#### EXERCISE INPUTS

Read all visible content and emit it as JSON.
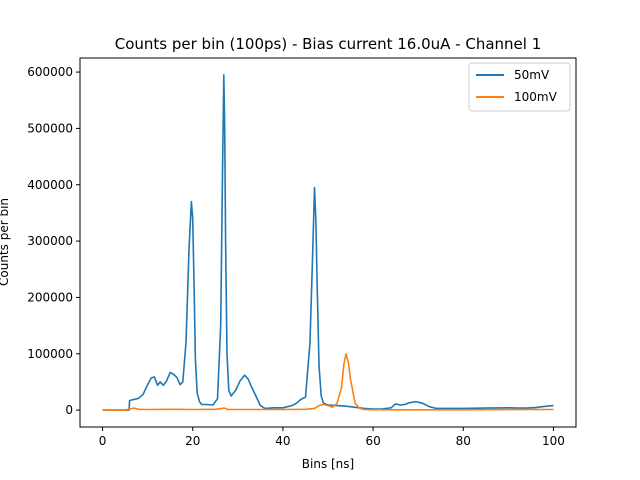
{
  "chart_data": {
    "type": "line",
    "title": "Counts per bin (100ps) - Bias current 16.0uA - Channel 1",
    "xlabel": "Bins [ns]",
    "ylabel": "Counts per bin",
    "xlim": [
      -5,
      105
    ],
    "ylim": [
      -30000,
      625000
    ],
    "xticks": [
      0,
      20,
      40,
      60,
      80,
      100
    ],
    "yticks": [
      0,
      100000,
      200000,
      300000,
      400000,
      500000,
      600000
    ],
    "grid": false,
    "legend_position": "top-right",
    "series": [
      {
        "name": "50mV",
        "color": "#1f77b4",
        "x": [
          0,
          5.9,
          6.0,
          7.0,
          8.0,
          9.0,
          10.0,
          10.8,
          11.5,
          12.2,
          12.8,
          13.5,
          14.2,
          15.0,
          15.8,
          16.5,
          17.2,
          17.8,
          18.5,
          19.2,
          19.7,
          20.0,
          20.3,
          20.6,
          21.0,
          21.5,
          22.0,
          23.0,
          24.5,
          25.5,
          26.2,
          26.6,
          26.9,
          27.1,
          27.3,
          27.6,
          28.0,
          28.5,
          29.5,
          30.5,
          31.5,
          32.3,
          33.0,
          34.0,
          35.0,
          36.0,
          38.0,
          40.0,
          42.0,
          43.0,
          44.0,
          45.0,
          46.0,
          46.6,
          47.0,
          47.3,
          47.6,
          48.0,
          48.5,
          49.0,
          50.0,
          52.0,
          54.0,
          56.0,
          58.0,
          60.0,
          62.0,
          64.0,
          65.0,
          66.0,
          67.0,
          68.0,
          69.5,
          71.0,
          72.5,
          74.0,
          76.0,
          78.0,
          80.0,
          85.0,
          90.0,
          92.0,
          94.0,
          96.0,
          98.0,
          100.0
        ],
        "values": [
          0,
          0,
          17000,
          19000,
          21000,
          28000,
          45000,
          57000,
          59000,
          44000,
          50000,
          44000,
          52000,
          67000,
          63000,
          58000,
          45000,
          50000,
          120000,
          290000,
          370000,
          340000,
          220000,
          90000,
          30000,
          15000,
          10000,
          10000,
          9000,
          20000,
          150000,
          420000,
          595000,
          500000,
          300000,
          100000,
          35000,
          25000,
          35000,
          52000,
          62000,
          55000,
          42000,
          25000,
          8000,
          3000,
          4000,
          4000,
          8000,
          12000,
          19000,
          23000,
          120000,
          280000,
          395000,
          340000,
          220000,
          80000,
          25000,
          12000,
          9000,
          8000,
          7000,
          5000,
          3000,
          2000,
          2000,
          4000,
          11000,
          9000,
          10000,
          13000,
          15000,
          12000,
          6000,
          3000,
          3000,
          3000,
          3000,
          3500,
          4000,
          3500,
          3500,
          4500,
          6500,
          8000
        ]
      },
      {
        "name": "100mV",
        "color": "#ff7f0e",
        "x": [
          0,
          5.0,
          6.0,
          7.0,
          8.0,
          10.0,
          15.0,
          20.0,
          25.0,
          26.5,
          27.0,
          27.5,
          28.0,
          35.0,
          40.0,
          45.0,
          47.0,
          48.0,
          49.0,
          50.0,
          51.0,
          52.0,
          53.0,
          53.5,
          54.0,
          54.5,
          55.0,
          56.0,
          57.0,
          58.0,
          60.0,
          70.0,
          80.0,
          90.0,
          100.0
        ],
        "values": [
          0,
          0,
          2000,
          3500,
          1500,
          1000,
          1500,
          1000,
          1500,
          3000,
          3500,
          2000,
          1000,
          1000,
          1000,
          1500,
          3000,
          8000,
          10000,
          8000,
          5000,
          12000,
          40000,
          80000,
          100000,
          85000,
          55000,
          12000,
          3000,
          1000,
          500,
          500,
          500,
          800,
          1000
        ]
      }
    ]
  }
}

########

== REQUIRED TASK ==
Without the images, write out each line of the data verbatim.

== RESULT ==
Read all visible content and emit it as JSON.
{
  "chart_data": {
    "type": "line",
    "title": "Counts per bin (100ps) - Bias current 16.0uA - Channel 1",
    "xlabel": "Bins [ns]",
    "ylabel": "Counts per bin",
    "xlim": [
      -5,
      105
    ],
    "ylim": [
      -30000,
      625000
    ],
    "xticks": [
      0,
      20,
      40,
      60,
      80,
      100
    ],
    "yticks": [
      0,
      100000,
      200000,
      300000,
      400000,
      500000,
      600000
    ],
    "grid": false,
    "legend_position": "top-right",
    "series": [
      {
        "name": "50mV",
        "color": "#1f77b4",
        "x": [
          0,
          5.9,
          6.0,
          7.0,
          8.0,
          9.0,
          10.0,
          10.8,
          11.5,
          12.2,
          12.8,
          13.5,
          14.2,
          15.0,
          15.8,
          16.5,
          17.2,
          17.8,
          18.5,
          19.2,
          19.7,
          20.0,
          20.3,
          20.6,
          21.0,
          21.5,
          22.0,
          23.0,
          24.5,
          25.5,
          26.2,
          26.6,
          26.9,
          27.1,
          27.3,
          27.6,
          28.0,
          28.5,
          29.5,
          30.5,
          31.5,
          32.3,
          33.0,
          34.0,
          35.0,
          36.0,
          38.0,
          40.0,
          42.0,
          43.0,
          44.0,
          45.0,
          46.0,
          46.6,
          47.0,
          47.3,
          47.6,
          48.0,
          48.5,
          49.0,
          50.0,
          52.0,
          54.0,
          56.0,
          58.0,
          60.0,
          62.0,
          64.0,
          65.0,
          66.0,
          67.0,
          68.0,
          69.5,
          71.0,
          72.5,
          74.0,
          76.0,
          78.0,
          80.0,
          85.0,
          90.0,
          92.0,
          94.0,
          96.0,
          98.0,
          100.0
        ],
        "values": [
          0,
          0,
          17000,
          19000,
          21000,
          28000,
          45000,
          57000,
          59000,
          44000,
          50000,
          44000,
          52000,
          67000,
          63000,
          58000,
          45000,
          50000,
          120000,
          290000,
          370000,
          340000,
          220000,
          90000,
          30000,
          15000,
          10000,
          10000,
          9000,
          20000,
          150000,
          420000,
          595000,
          500000,
          300000,
          100000,
          35000,
          25000,
          35000,
          52000,
          62000,
          55000,
          42000,
          25000,
          8000,
          3000,
          4000,
          4000,
          8000,
          12000,
          19000,
          23000,
          120000,
          280000,
          395000,
          340000,
          220000,
          80000,
          25000,
          12000,
          9000,
          8000,
          7000,
          5000,
          3000,
          2000,
          2000,
          4000,
          11000,
          9000,
          10000,
          13000,
          15000,
          12000,
          6000,
          3000,
          3000,
          3000,
          3000,
          3500,
          4000,
          3500,
          3500,
          4500,
          6500,
          8000
        ]
      },
      {
        "name": "100mV",
        "color": "#ff7f0e",
        "x": [
          0,
          5.0,
          6.0,
          7.0,
          8.0,
          10.0,
          15.0,
          20.0,
          25.0,
          26.5,
          27.0,
          27.5,
          28.0,
          35.0,
          40.0,
          45.0,
          47.0,
          48.0,
          49.0,
          50.0,
          51.0,
          52.0,
          53.0,
          53.5,
          54.0,
          54.5,
          55.0,
          56.0,
          57.0,
          58.0,
          60.0,
          70.0,
          80.0,
          90.0,
          100.0
        ],
        "values": [
          0,
          0,
          2000,
          3500,
          1500,
          1000,
          1500,
          1000,
          1500,
          3000,
          3500,
          2000,
          1000,
          1000,
          1000,
          1500,
          3000,
          8000,
          10000,
          8000,
          5000,
          12000,
          40000,
          80000,
          100000,
          85000,
          55000,
          12000,
          3000,
          1000,
          500,
          500,
          500,
          800,
          1000
        ]
      }
    ]
  }
}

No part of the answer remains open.